▶ _The task_
Output each entry verbatim and exclude every picture from it.

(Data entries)

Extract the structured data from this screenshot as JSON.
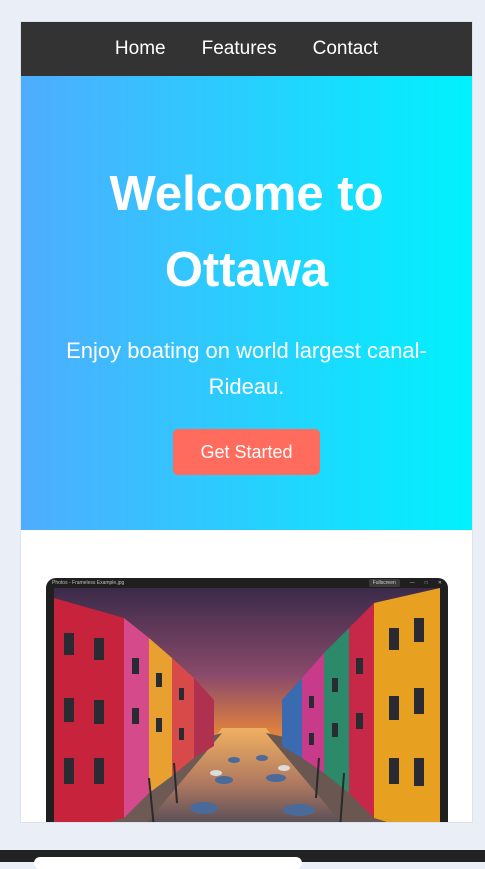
{
  "nav": {
    "items": [
      {
        "label": "Home"
      },
      {
        "label": "Features"
      },
      {
        "label": "Contact"
      }
    ]
  },
  "hero": {
    "title": "Welcome to Ottawa",
    "subtitle": "Enjoy boating on world largest canal- Rideau.",
    "cta_label": "Get Started",
    "gradient_start": "#4facfe",
    "gradient_end": "#00f2fe",
    "cta_color": "#ff6b5c"
  },
  "photo_window": {
    "title": "Photos - Frameless Example.jpg",
    "fullscreen_label": "Fullscreen",
    "minimize_glyph": "—",
    "maximize_glyph": "□",
    "close_glyph": "✕"
  },
  "colors": {
    "navbar": "#333333",
    "page_background": "#eaeef6"
  }
}
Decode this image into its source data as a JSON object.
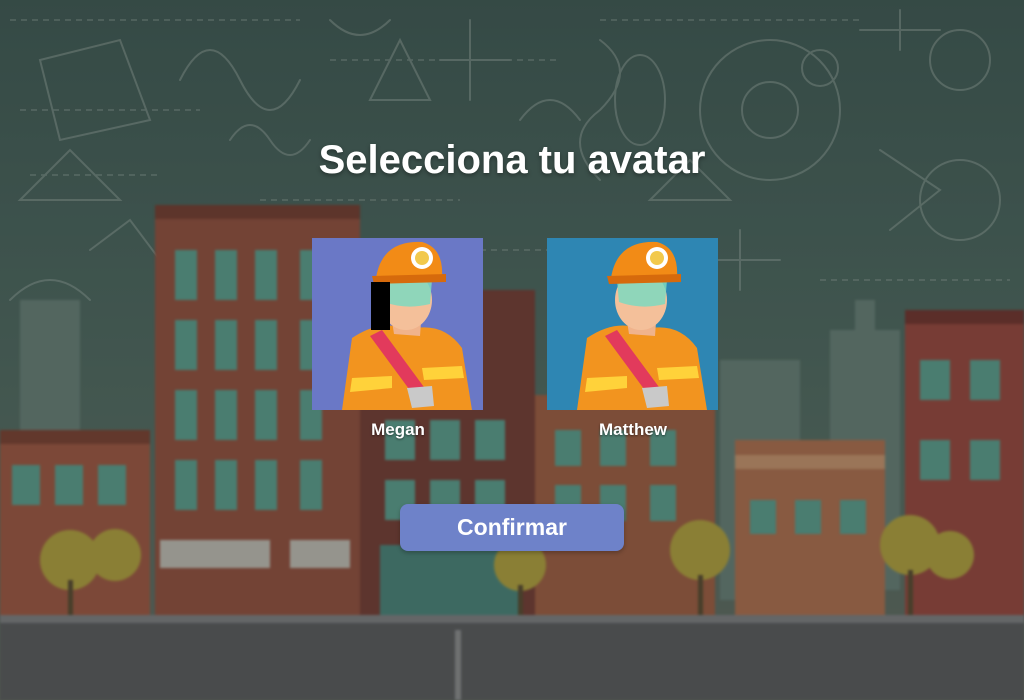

▶ _Solution_
Extract the structured data from this screenshot as JSON.
{
  "nav": {
    "items": [
      {
        "label": "Home"
      },
      {
        "label": "Features"
      },
      {
        "label": "Contact"
      }
    ]
  },
  "hero": {
    "title": "Welcome to Ottawa",
    "subtitle": "Enjoy boating on world largest canal- Rideau.",
    "cta_label": "Get Started",
    "gradient_start": "#4facfe",
    "gradient_end": "#00f2fe",
    "cta_color": "#ff6b5c"
  },
  "photo_window": {
    "title": "Photos - Frameless Example.jpg",
    "fullscreen_label": "Fullscreen",
    "minimize_glyph": "—",
    "maximize_glyph": "□",
    "close_glyph": "✕"
  },
  "colors": {
    "navbar": "#333333",
    "page_background": "#eaeef6"
  }
}
Decode this image into its source data as a JSON object.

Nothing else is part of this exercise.